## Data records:
○ ○ ○ ○

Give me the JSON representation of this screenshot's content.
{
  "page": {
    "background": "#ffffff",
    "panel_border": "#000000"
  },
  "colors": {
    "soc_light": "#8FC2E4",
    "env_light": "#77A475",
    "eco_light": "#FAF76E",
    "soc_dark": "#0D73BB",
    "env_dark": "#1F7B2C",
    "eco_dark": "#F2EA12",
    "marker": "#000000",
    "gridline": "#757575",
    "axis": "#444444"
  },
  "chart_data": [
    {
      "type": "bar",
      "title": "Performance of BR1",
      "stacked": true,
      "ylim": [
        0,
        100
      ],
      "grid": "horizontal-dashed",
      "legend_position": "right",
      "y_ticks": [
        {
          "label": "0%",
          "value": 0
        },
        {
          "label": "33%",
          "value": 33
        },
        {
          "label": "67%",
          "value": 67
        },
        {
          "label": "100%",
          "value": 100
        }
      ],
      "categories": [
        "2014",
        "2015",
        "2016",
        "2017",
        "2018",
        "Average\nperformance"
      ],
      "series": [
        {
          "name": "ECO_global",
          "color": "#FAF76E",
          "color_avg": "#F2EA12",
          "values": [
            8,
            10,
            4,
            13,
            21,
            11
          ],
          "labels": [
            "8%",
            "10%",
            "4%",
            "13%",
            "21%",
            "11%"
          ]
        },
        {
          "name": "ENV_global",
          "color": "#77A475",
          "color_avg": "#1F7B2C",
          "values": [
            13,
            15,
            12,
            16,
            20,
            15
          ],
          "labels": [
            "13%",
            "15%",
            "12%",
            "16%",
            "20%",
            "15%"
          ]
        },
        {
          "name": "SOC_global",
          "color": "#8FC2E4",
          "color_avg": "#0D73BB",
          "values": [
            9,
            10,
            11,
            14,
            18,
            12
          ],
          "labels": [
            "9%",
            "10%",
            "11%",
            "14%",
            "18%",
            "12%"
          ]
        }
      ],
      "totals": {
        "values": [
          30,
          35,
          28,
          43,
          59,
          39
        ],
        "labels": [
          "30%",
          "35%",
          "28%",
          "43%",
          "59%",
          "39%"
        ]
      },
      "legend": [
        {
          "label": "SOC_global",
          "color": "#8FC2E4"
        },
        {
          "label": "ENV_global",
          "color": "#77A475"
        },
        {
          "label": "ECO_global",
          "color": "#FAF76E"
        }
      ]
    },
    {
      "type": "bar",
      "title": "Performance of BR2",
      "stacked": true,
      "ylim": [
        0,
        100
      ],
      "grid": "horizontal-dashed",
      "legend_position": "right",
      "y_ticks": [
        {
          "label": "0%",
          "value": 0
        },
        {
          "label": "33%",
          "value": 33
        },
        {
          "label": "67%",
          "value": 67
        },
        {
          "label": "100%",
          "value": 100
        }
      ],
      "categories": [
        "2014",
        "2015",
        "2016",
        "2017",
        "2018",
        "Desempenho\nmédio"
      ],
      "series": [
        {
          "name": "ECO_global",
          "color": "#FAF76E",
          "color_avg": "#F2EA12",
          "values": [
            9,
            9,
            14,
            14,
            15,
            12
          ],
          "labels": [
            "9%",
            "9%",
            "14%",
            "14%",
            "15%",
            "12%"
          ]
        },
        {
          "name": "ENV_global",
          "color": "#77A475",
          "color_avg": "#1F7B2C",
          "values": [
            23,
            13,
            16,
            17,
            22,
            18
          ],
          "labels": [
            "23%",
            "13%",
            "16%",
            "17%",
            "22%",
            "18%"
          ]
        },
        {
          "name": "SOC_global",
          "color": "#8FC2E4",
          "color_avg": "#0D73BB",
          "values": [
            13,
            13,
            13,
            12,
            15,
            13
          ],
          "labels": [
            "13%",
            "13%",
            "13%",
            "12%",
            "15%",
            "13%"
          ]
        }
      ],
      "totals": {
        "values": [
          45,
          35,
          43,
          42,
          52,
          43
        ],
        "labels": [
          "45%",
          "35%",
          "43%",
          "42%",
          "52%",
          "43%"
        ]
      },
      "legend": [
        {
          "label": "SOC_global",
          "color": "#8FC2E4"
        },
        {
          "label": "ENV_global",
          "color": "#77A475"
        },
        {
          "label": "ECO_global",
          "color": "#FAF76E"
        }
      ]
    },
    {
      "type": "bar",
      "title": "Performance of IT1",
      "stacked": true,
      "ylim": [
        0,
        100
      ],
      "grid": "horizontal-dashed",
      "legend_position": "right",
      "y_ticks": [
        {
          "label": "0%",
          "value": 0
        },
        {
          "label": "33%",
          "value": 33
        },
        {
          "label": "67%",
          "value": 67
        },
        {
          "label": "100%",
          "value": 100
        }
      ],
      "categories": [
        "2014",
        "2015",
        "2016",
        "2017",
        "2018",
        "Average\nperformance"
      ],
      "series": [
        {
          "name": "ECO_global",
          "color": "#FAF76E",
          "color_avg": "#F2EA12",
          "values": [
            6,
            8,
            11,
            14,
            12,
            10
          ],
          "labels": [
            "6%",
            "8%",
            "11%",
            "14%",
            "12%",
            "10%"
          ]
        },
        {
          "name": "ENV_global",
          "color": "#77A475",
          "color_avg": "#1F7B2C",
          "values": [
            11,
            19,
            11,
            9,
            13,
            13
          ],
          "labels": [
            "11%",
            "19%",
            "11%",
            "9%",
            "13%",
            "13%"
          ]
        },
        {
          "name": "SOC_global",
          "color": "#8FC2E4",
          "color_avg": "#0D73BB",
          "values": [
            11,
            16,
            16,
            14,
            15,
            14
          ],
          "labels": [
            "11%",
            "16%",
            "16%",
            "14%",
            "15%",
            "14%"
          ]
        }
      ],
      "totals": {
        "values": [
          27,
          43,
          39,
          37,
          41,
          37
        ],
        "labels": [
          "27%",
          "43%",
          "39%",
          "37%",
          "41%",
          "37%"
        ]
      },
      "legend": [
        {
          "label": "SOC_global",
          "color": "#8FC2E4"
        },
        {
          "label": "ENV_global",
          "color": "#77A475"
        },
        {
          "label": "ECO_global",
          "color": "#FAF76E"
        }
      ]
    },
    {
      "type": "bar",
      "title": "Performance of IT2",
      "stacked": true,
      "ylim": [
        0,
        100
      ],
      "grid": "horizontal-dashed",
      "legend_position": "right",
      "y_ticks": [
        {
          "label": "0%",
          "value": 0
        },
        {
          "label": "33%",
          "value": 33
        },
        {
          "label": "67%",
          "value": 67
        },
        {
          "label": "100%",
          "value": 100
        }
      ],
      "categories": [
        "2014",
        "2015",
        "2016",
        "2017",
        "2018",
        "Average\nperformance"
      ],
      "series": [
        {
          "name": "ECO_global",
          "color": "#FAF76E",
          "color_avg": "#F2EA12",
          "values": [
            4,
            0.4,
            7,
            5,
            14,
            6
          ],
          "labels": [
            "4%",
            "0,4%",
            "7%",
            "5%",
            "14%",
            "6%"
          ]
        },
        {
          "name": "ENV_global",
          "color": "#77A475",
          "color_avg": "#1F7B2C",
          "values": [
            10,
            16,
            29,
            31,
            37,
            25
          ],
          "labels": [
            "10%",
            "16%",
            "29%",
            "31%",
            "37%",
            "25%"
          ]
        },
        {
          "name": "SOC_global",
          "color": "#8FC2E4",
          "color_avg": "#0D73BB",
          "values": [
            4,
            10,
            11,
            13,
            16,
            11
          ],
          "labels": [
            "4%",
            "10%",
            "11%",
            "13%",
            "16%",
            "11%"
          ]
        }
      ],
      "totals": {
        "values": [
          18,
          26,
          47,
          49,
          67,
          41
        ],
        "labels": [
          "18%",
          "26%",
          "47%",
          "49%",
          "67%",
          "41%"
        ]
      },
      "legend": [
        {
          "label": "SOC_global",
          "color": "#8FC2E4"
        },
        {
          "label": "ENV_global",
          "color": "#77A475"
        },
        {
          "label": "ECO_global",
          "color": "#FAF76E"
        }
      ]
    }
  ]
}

○ ○ ○ ○

## Work required:
Copy and report every line where the word "title" is present.

## Completed task:
      "title": "Performance of BR1",
      "title": "Performance of BR2",
      "title": "Performance of IT1",
      "title": "Performance of IT2",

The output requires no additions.